BRIEF - Go through the entries below and print each one exactly, leaving out pictures.

--- begin ---

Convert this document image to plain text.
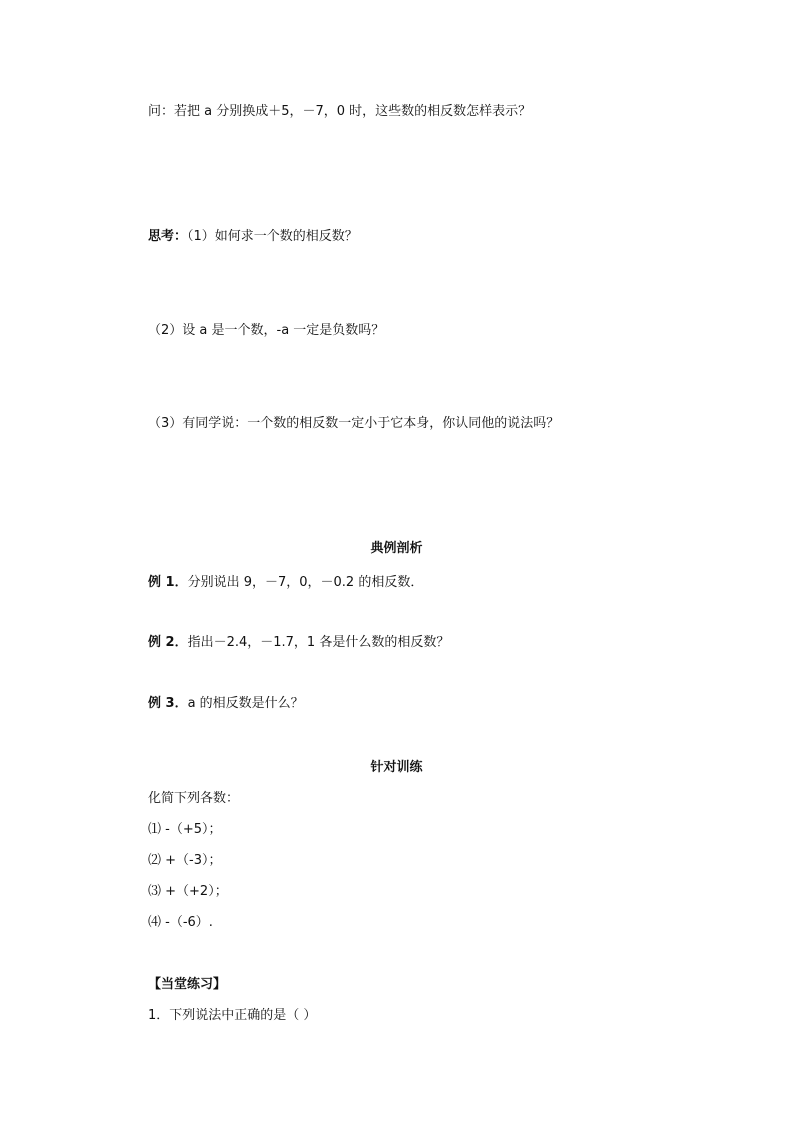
问：若把 a 分别换成＋5，－7，0 时，这些数的相反数怎样表示？
思考：（1）如何求一个数的相反数？
（2）设 a 是一个数，-a 一定是负数吗？
（3）有同学说：一个数的相反数一定小于它本身，你认同他的说法吗？
典例剖析
例 1．分别说出 9，－7，0，－0.2 的相反数．
例 2．指出－2.4，－1.7，1 各是什么数的相反数？
例 3．a 的相反数是什么？
针对训练
化简下列各数：
⑴ -（+5）；
⑵ +（-3）；
⑶ +（+2）；
⑷ -（-6）.
【当堂练习】
1．下列说法中正确的是（ ）
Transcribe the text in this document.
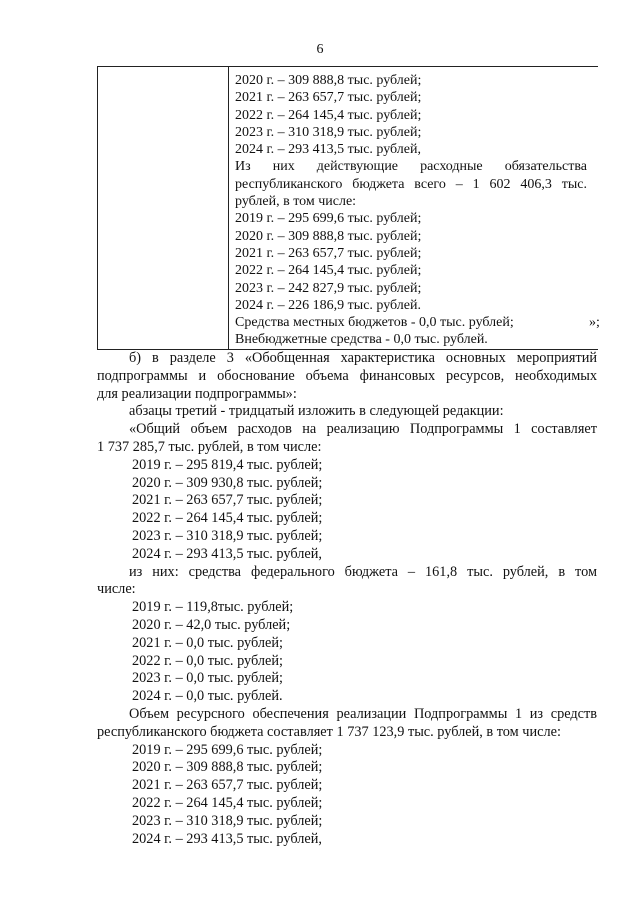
6
2020 г. – 309 888,8 тыс. рублей;
2021 г. – 263 657,7 тыс. рублей;
2022 г. – 264 145,4 тыс. рублей;
2023 г. – 310 318,9 тыс. рублей;
2024 г. – 293 413,5 тыс. рублей,
Из них действующие расходные обязательства
республиканского бюджета всего – 1 602 406,3 тыс.
рублей, в том числе:
2019 г. – 295 699,6 тыс. рублей;
2020 г. – 309 888,8 тыс. рублей;
2021 г. – 263 657,7 тыс. рублей;
2022 г. – 264 145,4 тыс. рублей;
2023 г. – 242 827,9 тыс. рублей;
2024 г. – 226 186,9 тыс. рублей.
Средства местных бюджетов - 0,0 тыс. рублей;
Внебюджетные средства - 0,0 тыс. рублей.
»;
б) в разделе 3 «Обобщенная характеристика основных мероприятий
подпрограммы и обоснование объема финансовых ресурсов, необходимых
для реализации подпрограммы»:
абзацы третий - тридцатый изложить в следующей редакции:
«Общий объем расходов на реализацию Подпрограммы 1 составляет
1 737 285,7 тыс. рублей, в том числе:
2019 г. – 295 819,4 тыс. рублей;
2020 г. – 309 930,8 тыс. рублей;
2021 г. – 263 657,7 тыс. рублей;
2022 г. – 264 145,4 тыс. рублей;
2023 г. – 310 318,9 тыс. рублей;
2024 г. – 293 413,5 тыс. рублей,
из них: средства федерального бюджета – 161,8 тыс. рублей, в том
числе:
2019 г. – 119,8тыс. рублей;
2020 г. – 42,0 тыс. рублей;
2021 г. – 0,0 тыс. рублей;
2022 г. – 0,0 тыс. рублей;
2023 г. – 0,0 тыс. рублей;
2024 г. – 0,0 тыс. рублей.
Объем ресурсного обеспечения реализации Подпрограммы 1 из средств
республиканского бюджета составляет 1 737 123,9 тыс. рублей, в том числе:
2019 г. – 295 699,6 тыс. рублей;
2020 г. – 309 888,8 тыс. рублей;
2021 г. – 263 657,7 тыс. рублей;
2022 г. – 264 145,4 тыс. рублей;
2023 г. – 310 318,9 тыс. рублей;
2024 г. – 293 413,5 тыс. рублей,
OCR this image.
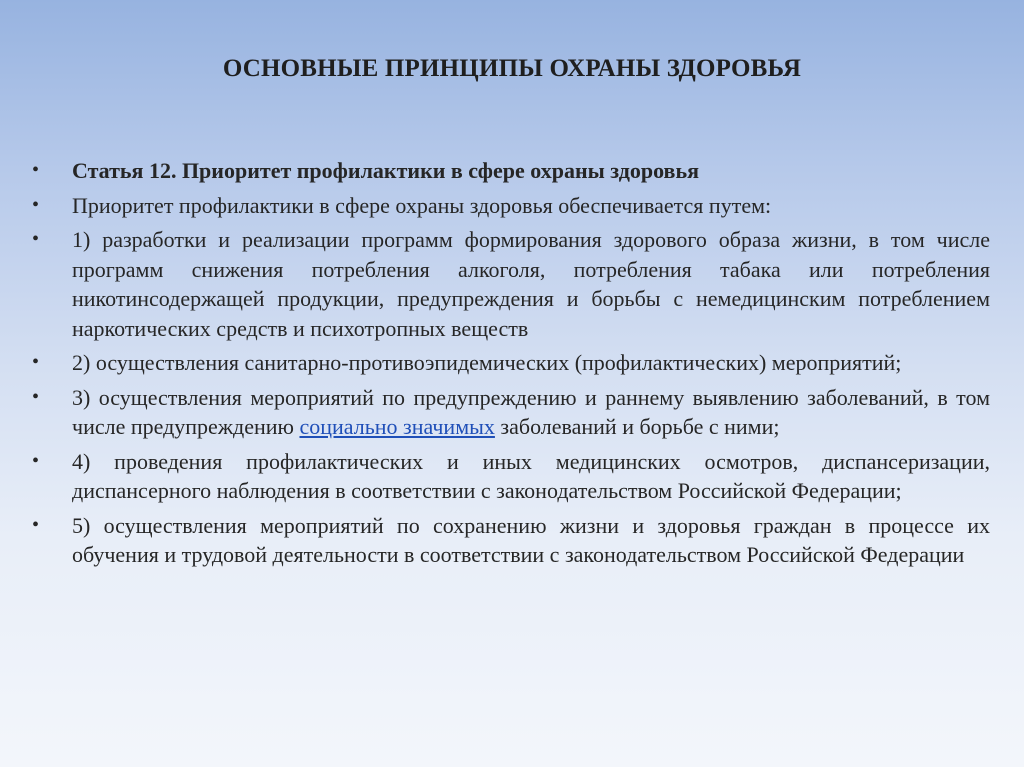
ОСНОВНЫЕ ПРИНЦИПЫ ОХРАНЫ ЗДОРОВЬЯ
• Статья 12. Приоритет профилактики в сфере охраны здоровья
• Приоритет профилактики в сфере охраны здоровья обеспечивается путем:
• 1) разработки и реализации программ формирования здорового образа жизни, в том числе программ снижения потребления алкоголя, потребления табака или потребления никотинсодержащей продукции, предупреждения и борьбы с немедицинским потреблением наркотических средств и психотропных веществ
• 2) осуществления санитарно-противоэпидемических (профилактических) мероприятий;
• 3) осуществления мероприятий по предупреждению и раннему выявлению заболеваний, в том числе предупреждению социально значимых заболеваний и борьбе с ними;
• 4) проведения профилактических и иных медицинских осмотров, диспансеризации, диспансерного наблюдения в соответствии с законодательством Российской Федерации;
• 5) осуществления мероприятий по сохранению жизни и здоровья граждан в процессе их обучения и трудовой деятельности в соответствии с законодательством Российской Федерации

--- end ---

EXERCISE RESULT -
Convert this document image to plain text.
问：若把 a 分别换成＋5，－7，0 时，这些数的相反数怎样表示？
思考：（1）如何求一个数的相反数？
（2）设 a 是一个数，-a 一定是负数吗？
（3）有同学说：一个数的相反数一定小于它本身，你认同他的说法吗？
典例剖析
例 1．分别说出 9，－7，0，－0.2 的相反数．
例 2．指出－2.4，－1.7，1 各是什么数的相反数？
例 3．a 的相反数是什么？
针对训练
化简下列各数：
⑴ -（+5）；
⑵ +（-3）；
⑶ +（+2）；
⑷ -（-6）.
【当堂练习】
1．下列说法中正确的是（ ）
Transcribe the text in this document.
6
2020 г. – 309 888,8 тыс. рублей;
2021 г. – 263 657,7 тыс. рублей;
2022 г. – 264 145,4 тыс. рублей;
2023 г. – 310 318,9 тыс. рублей;
2024 г. – 293 413,5 тыс. рублей,
Из них действующие расходные обязательства
республиканского бюджета всего – 1 602 406,3 тыс.
рублей, в том числе:
2019 г. – 295 699,6 тыс. рублей;
2020 г. – 309 888,8 тыс. рублей;
2021 г. – 263 657,7 тыс. рублей;
2022 г. – 264 145,4 тыс. рублей;
2023 г. – 242 827,9 тыс. рублей;
2024 г. – 226 186,9 тыс. рублей.
Средства местных бюджетов - 0,0 тыс. рублей;
Внебюджетные средства - 0,0 тыс. рублей.
»;
б) в разделе 3 «Обобщенная характеристика основных мероприятий
подпрограммы и обоснование объема финансовых ресурсов, необходимых
для реализации подпрограммы»:
абзацы третий - тридцатый изложить в следующей редакции:
«Общий объем расходов на реализацию Подпрограммы 1 составляет
1 737 285,7 тыс. рублей, в том числе:
2019 г. – 295 819,4 тыс. рублей;
2020 г. – 309 930,8 тыс. рублей;
2021 г. – 263 657,7 тыс. рублей;
2022 г. – 264 145,4 тыс. рублей;
2023 г. – 310 318,9 тыс. рублей;
2024 г. – 293 413,5 тыс. рублей,
из них: средства федерального бюджета – 161,8 тыс. рублей, в том
числе:
2019 г. – 119,8тыс. рублей;
2020 г. – 42,0 тыс. рублей;
2021 г. – 0,0 тыс. рублей;
2022 г. – 0,0 тыс. рублей;
2023 г. – 0,0 тыс. рублей;
2024 г. – 0,0 тыс. рублей.
Объем ресурсного обеспечения реализации Подпрограммы 1 из средств
республиканского бюджета составляет 1 737 123,9 тыс. рублей, в том числе:
2019 г. – 295 699,6 тыс. рублей;
2020 г. – 309 888,8 тыс. рублей;
2021 г. – 263 657,7 тыс. рублей;
2022 г. – 264 145,4 тыс. рублей;
2023 г. – 310 318,9 тыс. рублей;
2024 г. – 293 413,5 тыс. рублей,
OCR this image.
ОСНОВНЫЕ ПРИНЦИПЫ ОХРАНЫ ЗДОРОВЬЯ
• Статья 12. Приоритет профилактики в сфере охраны здоровья
• Приоритет профилактики в сфере охраны здоровья обеспечивается путем:
• 1) разработки и реализации программ формирования здорового образа жизни, в том числе программ снижения потребления алкоголя, потребления табака или потребления никотинсодержащей продукции, предупреждения и борьбы с немедицинским потреблением наркотических средств и психотропных веществ
• 2) осуществления санитарно-противоэпидемических (профилактических) мероприятий;
• 3) осуществления мероприятий по предупреждению и раннему выявлению заболеваний, в том числе предупреждению социально значимых заболеваний и борьбе с ними;
• 4) проведения профилактических и иных медицинских осмотров, диспансеризации, диспансерного наблюдения в соответствии с законодательством Российской Федерации;
• 5) осуществления мероприятий по сохранению жизни и здоровья граждан в процессе их обучения и трудовой деятельности в соответствии с законодательством Российской Федерации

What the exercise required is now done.